What you need to do
Pull out every line below that holds the word "into".

Dataset content
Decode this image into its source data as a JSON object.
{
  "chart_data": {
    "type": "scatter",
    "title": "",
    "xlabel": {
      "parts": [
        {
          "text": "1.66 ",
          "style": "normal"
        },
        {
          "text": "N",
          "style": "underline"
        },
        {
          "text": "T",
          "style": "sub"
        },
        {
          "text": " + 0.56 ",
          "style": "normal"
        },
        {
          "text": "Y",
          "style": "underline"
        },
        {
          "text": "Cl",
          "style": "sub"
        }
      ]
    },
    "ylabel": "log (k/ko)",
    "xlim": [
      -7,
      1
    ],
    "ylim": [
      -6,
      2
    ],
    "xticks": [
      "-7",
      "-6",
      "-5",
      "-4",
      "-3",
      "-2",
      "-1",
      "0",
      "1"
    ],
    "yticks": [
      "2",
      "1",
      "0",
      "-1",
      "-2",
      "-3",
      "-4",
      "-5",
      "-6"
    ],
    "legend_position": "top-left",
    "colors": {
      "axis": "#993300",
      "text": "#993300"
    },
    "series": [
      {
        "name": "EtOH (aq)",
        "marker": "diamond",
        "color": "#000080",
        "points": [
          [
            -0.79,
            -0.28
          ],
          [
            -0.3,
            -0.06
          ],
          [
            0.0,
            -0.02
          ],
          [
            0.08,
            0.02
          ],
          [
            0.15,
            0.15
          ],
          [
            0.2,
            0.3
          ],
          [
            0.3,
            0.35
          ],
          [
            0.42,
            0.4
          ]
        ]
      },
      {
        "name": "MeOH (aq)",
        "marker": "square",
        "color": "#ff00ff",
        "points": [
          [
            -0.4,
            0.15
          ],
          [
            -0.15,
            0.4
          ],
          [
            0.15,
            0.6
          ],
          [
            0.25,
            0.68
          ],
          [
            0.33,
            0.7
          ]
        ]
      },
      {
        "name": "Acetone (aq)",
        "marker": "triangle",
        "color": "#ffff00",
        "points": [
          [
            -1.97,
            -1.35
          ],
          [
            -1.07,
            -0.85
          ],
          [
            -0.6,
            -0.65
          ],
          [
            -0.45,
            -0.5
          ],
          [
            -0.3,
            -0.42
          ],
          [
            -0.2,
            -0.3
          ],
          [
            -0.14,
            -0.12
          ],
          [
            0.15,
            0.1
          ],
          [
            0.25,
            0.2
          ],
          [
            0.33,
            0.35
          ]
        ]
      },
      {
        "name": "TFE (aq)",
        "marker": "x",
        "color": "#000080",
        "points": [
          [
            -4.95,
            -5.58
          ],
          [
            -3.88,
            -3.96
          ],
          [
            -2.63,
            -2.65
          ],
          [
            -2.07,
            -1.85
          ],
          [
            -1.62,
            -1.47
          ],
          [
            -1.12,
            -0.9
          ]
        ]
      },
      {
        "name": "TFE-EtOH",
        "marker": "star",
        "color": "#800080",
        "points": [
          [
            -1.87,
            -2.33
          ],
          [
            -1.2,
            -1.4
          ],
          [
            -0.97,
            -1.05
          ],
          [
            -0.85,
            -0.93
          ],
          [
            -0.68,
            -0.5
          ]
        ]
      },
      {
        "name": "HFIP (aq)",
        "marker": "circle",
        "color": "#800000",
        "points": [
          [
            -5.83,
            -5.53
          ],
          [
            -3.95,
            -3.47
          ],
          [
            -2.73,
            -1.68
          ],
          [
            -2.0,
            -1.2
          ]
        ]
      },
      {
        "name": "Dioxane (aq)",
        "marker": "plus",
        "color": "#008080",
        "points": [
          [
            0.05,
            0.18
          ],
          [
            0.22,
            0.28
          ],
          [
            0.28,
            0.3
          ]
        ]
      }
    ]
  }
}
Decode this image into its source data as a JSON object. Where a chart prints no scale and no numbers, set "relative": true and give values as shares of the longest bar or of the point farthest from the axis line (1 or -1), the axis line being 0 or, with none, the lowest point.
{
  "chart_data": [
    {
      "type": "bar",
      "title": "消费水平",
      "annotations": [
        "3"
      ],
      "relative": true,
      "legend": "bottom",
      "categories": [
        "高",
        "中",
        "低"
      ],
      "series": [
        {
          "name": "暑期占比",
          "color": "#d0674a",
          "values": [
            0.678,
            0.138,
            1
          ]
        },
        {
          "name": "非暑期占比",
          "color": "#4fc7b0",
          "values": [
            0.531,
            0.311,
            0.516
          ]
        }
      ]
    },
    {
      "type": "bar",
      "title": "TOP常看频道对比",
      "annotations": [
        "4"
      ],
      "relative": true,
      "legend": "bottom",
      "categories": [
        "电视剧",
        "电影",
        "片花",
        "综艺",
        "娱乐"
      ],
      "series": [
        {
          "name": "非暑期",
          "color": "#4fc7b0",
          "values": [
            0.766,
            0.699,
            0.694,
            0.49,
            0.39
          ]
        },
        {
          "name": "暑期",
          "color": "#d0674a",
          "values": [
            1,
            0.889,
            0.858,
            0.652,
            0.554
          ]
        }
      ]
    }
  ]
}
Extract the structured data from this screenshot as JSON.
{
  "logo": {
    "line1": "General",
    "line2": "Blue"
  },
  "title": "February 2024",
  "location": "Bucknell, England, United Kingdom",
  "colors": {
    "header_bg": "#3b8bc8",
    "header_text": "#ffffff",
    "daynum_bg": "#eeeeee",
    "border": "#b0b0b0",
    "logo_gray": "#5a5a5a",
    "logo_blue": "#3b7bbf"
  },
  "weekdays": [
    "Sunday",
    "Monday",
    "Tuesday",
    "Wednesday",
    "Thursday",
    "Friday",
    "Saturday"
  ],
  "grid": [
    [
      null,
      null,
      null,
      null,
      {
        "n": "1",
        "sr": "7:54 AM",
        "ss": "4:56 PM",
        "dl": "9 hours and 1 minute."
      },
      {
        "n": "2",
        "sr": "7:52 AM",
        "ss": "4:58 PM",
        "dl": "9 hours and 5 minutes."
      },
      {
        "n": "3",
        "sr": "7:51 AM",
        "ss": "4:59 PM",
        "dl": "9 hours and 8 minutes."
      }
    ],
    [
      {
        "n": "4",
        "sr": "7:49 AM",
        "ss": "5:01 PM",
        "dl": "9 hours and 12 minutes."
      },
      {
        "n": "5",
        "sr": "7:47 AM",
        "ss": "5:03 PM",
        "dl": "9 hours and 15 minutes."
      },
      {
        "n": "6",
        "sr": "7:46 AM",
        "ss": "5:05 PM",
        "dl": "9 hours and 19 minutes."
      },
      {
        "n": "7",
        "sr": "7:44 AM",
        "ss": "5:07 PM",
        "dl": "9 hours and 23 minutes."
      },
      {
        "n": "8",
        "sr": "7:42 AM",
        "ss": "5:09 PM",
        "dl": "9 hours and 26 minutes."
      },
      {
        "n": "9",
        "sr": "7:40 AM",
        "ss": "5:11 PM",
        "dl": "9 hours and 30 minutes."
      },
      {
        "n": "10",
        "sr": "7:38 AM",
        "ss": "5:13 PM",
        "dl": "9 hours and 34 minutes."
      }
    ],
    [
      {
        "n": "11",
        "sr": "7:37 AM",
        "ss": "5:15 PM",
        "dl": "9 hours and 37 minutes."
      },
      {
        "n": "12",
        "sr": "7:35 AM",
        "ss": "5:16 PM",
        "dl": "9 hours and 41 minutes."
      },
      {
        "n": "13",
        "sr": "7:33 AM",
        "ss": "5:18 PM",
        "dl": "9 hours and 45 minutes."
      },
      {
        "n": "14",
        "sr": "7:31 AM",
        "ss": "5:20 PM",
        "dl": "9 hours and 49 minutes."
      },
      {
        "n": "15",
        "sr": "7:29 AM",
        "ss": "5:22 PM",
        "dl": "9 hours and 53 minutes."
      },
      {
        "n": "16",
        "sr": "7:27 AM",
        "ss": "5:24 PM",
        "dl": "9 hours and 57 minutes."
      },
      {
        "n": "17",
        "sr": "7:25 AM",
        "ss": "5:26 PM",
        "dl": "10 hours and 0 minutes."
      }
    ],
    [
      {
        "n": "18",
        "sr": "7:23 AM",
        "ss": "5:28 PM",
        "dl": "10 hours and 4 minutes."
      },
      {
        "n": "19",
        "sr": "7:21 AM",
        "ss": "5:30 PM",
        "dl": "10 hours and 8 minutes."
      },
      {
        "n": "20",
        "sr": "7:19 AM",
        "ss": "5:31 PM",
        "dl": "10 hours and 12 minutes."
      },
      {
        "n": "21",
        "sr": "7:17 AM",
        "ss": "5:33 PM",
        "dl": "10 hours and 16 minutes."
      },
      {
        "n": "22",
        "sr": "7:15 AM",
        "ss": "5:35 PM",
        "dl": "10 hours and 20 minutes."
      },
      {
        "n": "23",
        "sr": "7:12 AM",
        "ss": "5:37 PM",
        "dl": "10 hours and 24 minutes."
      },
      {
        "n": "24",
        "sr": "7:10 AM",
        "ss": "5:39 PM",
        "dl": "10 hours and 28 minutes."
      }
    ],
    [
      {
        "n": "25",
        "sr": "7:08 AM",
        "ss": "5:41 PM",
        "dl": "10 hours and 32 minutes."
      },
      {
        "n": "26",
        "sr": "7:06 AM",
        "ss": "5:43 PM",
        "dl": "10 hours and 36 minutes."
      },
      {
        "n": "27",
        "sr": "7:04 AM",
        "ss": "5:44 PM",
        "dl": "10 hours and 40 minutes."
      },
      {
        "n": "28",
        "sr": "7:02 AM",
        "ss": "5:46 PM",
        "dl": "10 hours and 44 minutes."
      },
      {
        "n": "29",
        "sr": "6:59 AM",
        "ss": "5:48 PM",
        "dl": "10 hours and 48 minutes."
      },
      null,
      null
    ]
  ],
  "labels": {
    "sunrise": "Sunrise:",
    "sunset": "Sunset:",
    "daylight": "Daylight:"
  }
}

Exercise result
Decode this image into its source data as a JSON object.
Decode this image into its source data as a JSON object. Where a chart prints no scale and no numbers, set "relative": true and give values as shares of the longest bar or of the point farthest from the axis line (1 or -1), the axis line being 0 or, with none, the lowest point.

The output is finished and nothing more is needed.